═══ DATA SECTION ═══

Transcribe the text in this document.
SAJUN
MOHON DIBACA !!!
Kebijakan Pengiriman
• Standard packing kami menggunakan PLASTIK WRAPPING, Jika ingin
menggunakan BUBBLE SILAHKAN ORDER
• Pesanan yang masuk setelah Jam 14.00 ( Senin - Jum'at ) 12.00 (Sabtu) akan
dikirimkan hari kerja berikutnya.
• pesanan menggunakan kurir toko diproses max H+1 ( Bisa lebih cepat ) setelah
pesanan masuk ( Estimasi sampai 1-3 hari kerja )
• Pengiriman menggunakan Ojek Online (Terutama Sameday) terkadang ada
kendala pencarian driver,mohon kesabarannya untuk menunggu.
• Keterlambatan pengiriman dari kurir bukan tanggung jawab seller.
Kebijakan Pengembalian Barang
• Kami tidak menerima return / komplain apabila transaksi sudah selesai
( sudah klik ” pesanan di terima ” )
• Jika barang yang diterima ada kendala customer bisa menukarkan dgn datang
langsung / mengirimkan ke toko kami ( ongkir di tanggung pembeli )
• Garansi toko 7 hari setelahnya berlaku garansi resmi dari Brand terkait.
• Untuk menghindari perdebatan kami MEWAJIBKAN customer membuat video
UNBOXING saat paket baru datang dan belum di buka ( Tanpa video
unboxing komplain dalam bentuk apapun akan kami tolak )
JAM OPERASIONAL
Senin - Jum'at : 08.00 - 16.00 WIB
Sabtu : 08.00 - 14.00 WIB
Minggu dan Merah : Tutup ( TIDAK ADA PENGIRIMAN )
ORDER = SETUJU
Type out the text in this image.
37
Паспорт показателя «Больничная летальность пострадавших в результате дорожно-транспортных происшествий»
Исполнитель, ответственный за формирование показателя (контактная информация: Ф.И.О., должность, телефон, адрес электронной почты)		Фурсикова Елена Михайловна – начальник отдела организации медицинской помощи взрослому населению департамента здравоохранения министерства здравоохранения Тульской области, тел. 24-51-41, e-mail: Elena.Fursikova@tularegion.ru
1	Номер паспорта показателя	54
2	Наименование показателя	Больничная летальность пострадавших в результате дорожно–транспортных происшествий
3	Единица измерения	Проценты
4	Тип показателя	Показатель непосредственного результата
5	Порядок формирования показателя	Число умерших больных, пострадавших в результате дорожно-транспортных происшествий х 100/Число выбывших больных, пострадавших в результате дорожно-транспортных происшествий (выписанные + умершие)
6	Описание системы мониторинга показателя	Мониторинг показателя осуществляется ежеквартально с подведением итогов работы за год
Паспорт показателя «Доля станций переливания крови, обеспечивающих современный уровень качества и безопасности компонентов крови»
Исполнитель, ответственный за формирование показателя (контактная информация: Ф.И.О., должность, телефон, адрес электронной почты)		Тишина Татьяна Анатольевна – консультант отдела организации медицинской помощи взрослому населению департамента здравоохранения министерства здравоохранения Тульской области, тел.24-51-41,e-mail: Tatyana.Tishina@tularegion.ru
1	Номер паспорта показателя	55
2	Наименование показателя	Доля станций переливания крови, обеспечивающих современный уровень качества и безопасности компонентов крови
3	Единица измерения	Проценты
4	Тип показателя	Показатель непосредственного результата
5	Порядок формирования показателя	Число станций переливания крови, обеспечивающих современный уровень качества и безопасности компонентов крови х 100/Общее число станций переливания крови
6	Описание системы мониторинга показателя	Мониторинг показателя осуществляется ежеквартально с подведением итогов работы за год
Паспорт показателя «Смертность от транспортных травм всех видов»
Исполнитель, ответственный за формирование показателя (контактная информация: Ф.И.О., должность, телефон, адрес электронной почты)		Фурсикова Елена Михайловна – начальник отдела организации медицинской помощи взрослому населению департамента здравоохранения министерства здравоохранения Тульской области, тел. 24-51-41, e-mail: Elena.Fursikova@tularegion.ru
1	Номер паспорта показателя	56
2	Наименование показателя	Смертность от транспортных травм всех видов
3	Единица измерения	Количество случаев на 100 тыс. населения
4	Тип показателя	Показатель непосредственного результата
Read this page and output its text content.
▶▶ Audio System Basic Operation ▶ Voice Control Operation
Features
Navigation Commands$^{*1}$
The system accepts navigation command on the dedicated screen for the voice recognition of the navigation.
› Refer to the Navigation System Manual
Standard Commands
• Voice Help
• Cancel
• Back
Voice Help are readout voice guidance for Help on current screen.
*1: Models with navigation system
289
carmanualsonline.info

═══

_WHAT TO WORK ON:_ Output the records verbatim, from the first line to the last.

_ANSWER FOR THE TASK:_
Transcribe the text in this document.
SAJUN
MOHON DIBACA !!!
Kebijakan Pengiriman
• Standard packing kami menggunakan PLASTIK WRAPPING, Jika ingin
menggunakan BUBBLE SILAHKAN ORDER
• Pesanan yang masuk setelah Jam 14.00 ( Senin - Jum'at ) 12.00 (Sabtu) akan
dikirimkan hari kerja berikutnya.
• pesanan menggunakan kurir toko diproses max H+1 ( Bisa lebih cepat ) setelah
pesanan masuk ( Estimasi sampai 1-3 hari kerja )
• Pengiriman menggunakan Ojek Online (Terutama Sameday) terkadang ada
kendala pencarian driver,mohon kesabarannya untuk menunggu.
• Keterlambatan pengiriman dari kurir bukan tanggung jawab seller.
Kebijakan Pengembalian Barang
• Kami tidak menerima return / komplain apabila transaksi sudah selesai
( sudah klik ” pesanan di terima ” )
• Jika barang yang diterima ada kendala customer bisa menukarkan dgn datang
langsung / mengirimkan ke toko kami ( ongkir di tanggung pembeli )
• Garansi toko 7 hari setelahnya berlaku garansi resmi dari Brand terkait.
• Untuk menghindari perdebatan kami MEWAJIBKAN customer membuat video
UNBOXING saat paket baru datang dan belum di buka ( Tanpa video
unboxing komplain dalam bentuk apapun akan kami tolak )
JAM OPERASIONAL
Senin - Jum'at : 08.00 - 16.00 WIB
Sabtu : 08.00 - 14.00 WIB
Minggu dan Merah : Tutup ( TIDAK ADA PENGIRIMAN )
ORDER = SETUJU
Type out the text in this image.
37
Паспорт показателя «Больничная летальность пострадавших в результате дорожно-транспортных происшествий»
Исполнитель, ответственный за формирование показателя (контактная информация: Ф.И.О., должность, телефон, адрес электронной почты)		Фурсикова Елена Михайловна – начальник отдела организации медицинской помощи взрослому населению департамента здравоохранения министерства здравоохранения Тульской области, тел. 24-51-41, e-mail: Elena.Fursikova@tularegion.ru
1	Номер паспорта показателя	54
2	Наименование показателя	Больничная летальность пострадавших в результате дорожно–транспортных происшествий
3	Единица измерения	Проценты
4	Тип показателя	Показатель непосредственного результата
5	Порядок формирования показателя	Число умерших больных, пострадавших в результате дорожно-транспортных происшествий х 100/Число выбывших больных, пострадавших в результате дорожно-транспортных происшествий (выписанные + умершие)
6	Описание системы мониторинга показателя	Мониторинг показателя осуществляется ежеквартально с подведением итогов работы за год
Паспорт показателя «Доля станций переливания крови, обеспечивающих современный уровень качества и безопасности компонентов крови»
Исполнитель, ответственный за формирование показателя (контактная информация: Ф.И.О., должность, телефон, адрес электронной почты)		Тишина Татьяна Анатольевна – консультант отдела организации медицинской помощи взрослому населению департамента здравоохранения министерства здравоохранения Тульской области, тел.24-51-41,e-mail: Tatyana.Tishina@tularegion.ru
1	Номер паспорта показателя	55
2	Наименование показателя	Доля станций переливания крови, обеспечивающих современный уровень качества и безопасности компонентов крови
3	Единица измерения	Проценты
4	Тип показателя	Показатель непосредственного результата
5	Порядок формирования показателя	Число станций переливания крови, обеспечивающих современный уровень качества и безопасности компонентов крови х 100/Общее число станций переливания крови
6	Описание системы мониторинга показателя	Мониторинг показателя осуществляется ежеквартально с подведением итогов работы за год
Паспорт показателя «Смертность от транспортных травм всех видов»
Исполнитель, ответственный за формирование показателя (контактная информация: Ф.И.О., должность, телефон, адрес электронной почты)		Фурсикова Елена Михайловна – начальник отдела организации медицинской помощи взрослому населению департамента здравоохранения министерства здравоохранения Тульской области, тел. 24-51-41, e-mail: Elena.Fursikova@tularegion.ru
1	Номер паспорта показателя	56
2	Наименование показателя	Смертность от транспортных травм всех видов
3	Единица измерения	Количество случаев на 100 тыс. населения
4	Тип показателя	Показатель непосредственного результата
Read this page and output its text content.
▶▶ Audio System Basic Operation ▶ Voice Control Operation
Features
Navigation Commands$^{*1}$
The system accepts navigation command on the dedicated screen for the voice recognition of the navigation.
› Refer to the Navigation System Manual
Standard Commands
• Voice Help
• Cancel
• Back
Voice Help are readout voice guidance for Help on current screen.
*1: Models with navigation system
289
carmanualsonline.info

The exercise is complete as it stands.